■ **AIM OF THE TASK**
Output all of the records exactly as written.
-------- INFORMATION PROVIDED
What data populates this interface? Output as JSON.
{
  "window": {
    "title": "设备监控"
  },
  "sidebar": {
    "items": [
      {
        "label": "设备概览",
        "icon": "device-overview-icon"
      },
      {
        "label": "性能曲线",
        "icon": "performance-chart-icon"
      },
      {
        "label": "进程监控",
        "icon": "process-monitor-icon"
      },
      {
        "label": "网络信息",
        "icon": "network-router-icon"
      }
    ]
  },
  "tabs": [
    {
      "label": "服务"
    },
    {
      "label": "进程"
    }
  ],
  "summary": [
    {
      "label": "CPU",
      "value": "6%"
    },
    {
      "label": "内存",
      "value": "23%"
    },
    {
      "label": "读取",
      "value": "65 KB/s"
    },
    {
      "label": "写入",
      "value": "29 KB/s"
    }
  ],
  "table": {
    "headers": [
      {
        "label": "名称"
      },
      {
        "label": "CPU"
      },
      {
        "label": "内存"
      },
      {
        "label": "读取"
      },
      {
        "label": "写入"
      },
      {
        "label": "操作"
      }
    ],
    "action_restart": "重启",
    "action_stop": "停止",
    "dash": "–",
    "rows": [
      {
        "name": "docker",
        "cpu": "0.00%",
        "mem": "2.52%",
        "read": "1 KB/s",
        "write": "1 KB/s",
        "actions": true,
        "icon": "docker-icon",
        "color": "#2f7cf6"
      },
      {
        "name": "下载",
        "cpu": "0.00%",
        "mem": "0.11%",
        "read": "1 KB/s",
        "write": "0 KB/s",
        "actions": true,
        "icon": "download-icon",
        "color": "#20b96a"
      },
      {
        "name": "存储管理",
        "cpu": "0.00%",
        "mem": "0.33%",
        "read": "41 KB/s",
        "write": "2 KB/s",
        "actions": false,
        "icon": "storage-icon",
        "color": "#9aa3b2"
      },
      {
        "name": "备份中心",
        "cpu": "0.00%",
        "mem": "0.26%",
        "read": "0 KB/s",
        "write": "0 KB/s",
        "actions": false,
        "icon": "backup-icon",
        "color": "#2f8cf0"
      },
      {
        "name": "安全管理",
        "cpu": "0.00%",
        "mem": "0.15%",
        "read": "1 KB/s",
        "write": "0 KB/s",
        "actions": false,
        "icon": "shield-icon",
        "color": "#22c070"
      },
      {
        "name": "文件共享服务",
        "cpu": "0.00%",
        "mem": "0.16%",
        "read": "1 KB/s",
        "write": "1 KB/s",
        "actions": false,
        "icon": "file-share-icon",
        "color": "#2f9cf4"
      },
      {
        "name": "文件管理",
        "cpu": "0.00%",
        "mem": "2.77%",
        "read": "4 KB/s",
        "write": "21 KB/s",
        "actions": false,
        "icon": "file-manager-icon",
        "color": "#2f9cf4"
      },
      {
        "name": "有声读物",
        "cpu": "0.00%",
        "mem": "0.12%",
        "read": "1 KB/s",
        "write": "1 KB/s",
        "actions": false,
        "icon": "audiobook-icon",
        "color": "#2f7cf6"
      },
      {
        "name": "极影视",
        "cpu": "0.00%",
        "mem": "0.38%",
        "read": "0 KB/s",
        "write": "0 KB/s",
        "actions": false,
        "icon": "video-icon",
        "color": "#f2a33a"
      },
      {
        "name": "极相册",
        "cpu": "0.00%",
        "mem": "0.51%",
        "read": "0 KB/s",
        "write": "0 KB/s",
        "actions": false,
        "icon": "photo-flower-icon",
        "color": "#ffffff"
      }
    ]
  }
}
----------------
■ **EXERCISE ANSWER**
What data populates this interface? Output as JSON.
{
  "window": {
    "title": "设备监控"
  },
  "sidebar": {
    "items": [
      {
        "label": "设备概览",
        "icon": "device-overview-icon"
      },
      {
        "label": "性能曲线",
        "icon": "performance-chart-icon"
      },
      {
        "label": "进程监控",
        "icon": "process-monitor-icon"
      },
      {
        "label": "网络信息",
        "icon": "network-router-icon"
      }
    ]
  },
  "tabs": [
    {
      "label": "服务"
    },
    {
      "label": "进程"
    }
  ],
  "summary": [
    {
      "label": "CPU",
      "value": "6%"
    },
    {
      "label": "内存",
      "value": "23%"
    },
    {
      "label": "读取",
      "value": "65 KB/s"
    },
    {
      "label": "写入",
      "value": "29 KB/s"
    }
  ],
  "table": {
    "headers": [
      {
        "label": "名称"
      },
      {
        "label": "CPU"
      },
      {
        "label": "内存"
      },
      {
        "label": "读取"
      },
      {
        "label": "写入"
      },
      {
        "label": "操作"
      }
    ],
    "action_restart": "重启",
    "action_stop": "停止",
    "dash": "–",
    "rows": [
      {
        "name": "docker",
        "cpu": "0.00%",
        "mem": "2.52%",
        "read": "1 KB/s",
        "write": "1 KB/s",
        "actions": true,
        "icon": "docker-icon",
        "color": "#2f7cf6"
      },
      {
        "name": "下载",
        "cpu": "0.00%",
        "mem": "0.11%",
        "read": "1 KB/s",
        "write": "0 KB/s",
        "actions": true,
        "icon": "download-icon",
        "color": "#20b96a"
      },
      {
        "name": "存储管理",
        "cpu": "0.00%",
        "mem": "0.33%",
        "read": "41 KB/s",
        "write": "2 KB/s",
        "actions": false,
        "icon": "storage-icon",
        "color": "#9aa3b2"
      },
      {
        "name": "备份中心",
        "cpu": "0.00%",
        "mem": "0.26%",
        "read": "0 KB/s",
        "write": "0 KB/s",
        "actions": false,
        "icon": "backup-icon",
        "color": "#2f8cf0"
      },
      {
        "name": "安全管理",
        "cpu": "0.00%",
        "mem": "0.15%",
        "read": "1 KB/s",
        "write": "0 KB/s",
        "actions": false,
        "icon": "shield-icon",
        "color": "#22c070"
      },
      {
        "name": "文件共享服务",
        "cpu": "0.00%",
        "mem": "0.16%",
        "read": "1 KB/s",
        "write": "1 KB/s",
        "actions": false,
        "icon": "file-share-icon",
        "color": "#2f9cf4"
      },
      {
        "name": "文件管理",
        "cpu": "0.00%",
        "mem": "2.77%",
        "read": "4 KB/s",
        "write": "21 KB/s",
        "actions": false,
        "icon": "file-manager-icon",
        "color": "#2f9cf4"
      },
      {
        "name": "有声读物",
        "cpu": "0.00%",
        "mem": "0.12%",
        "read": "1 KB/s",
        "write": "1 KB/s",
        "actions": false,
        "icon": "audiobook-icon",
        "color": "#2f7cf6"
      },
      {
        "name": "极影视",
        "cpu": "0.00%",
        "mem": "0.38%",
        "read": "0 KB/s",
        "write": "0 KB/s",
        "actions": false,
        "icon": "video-icon",
        "color": "#f2a33a"
      },
      {
        "name": "极相册",
        "cpu": "0.00%",
        "mem": "0.51%",
        "read": "0 KB/s",
        "write": "0 KB/s",
        "actions": false,
        "icon": "photo-flower-icon",
        "color": "#ffffff"
      }
    ]
  }
}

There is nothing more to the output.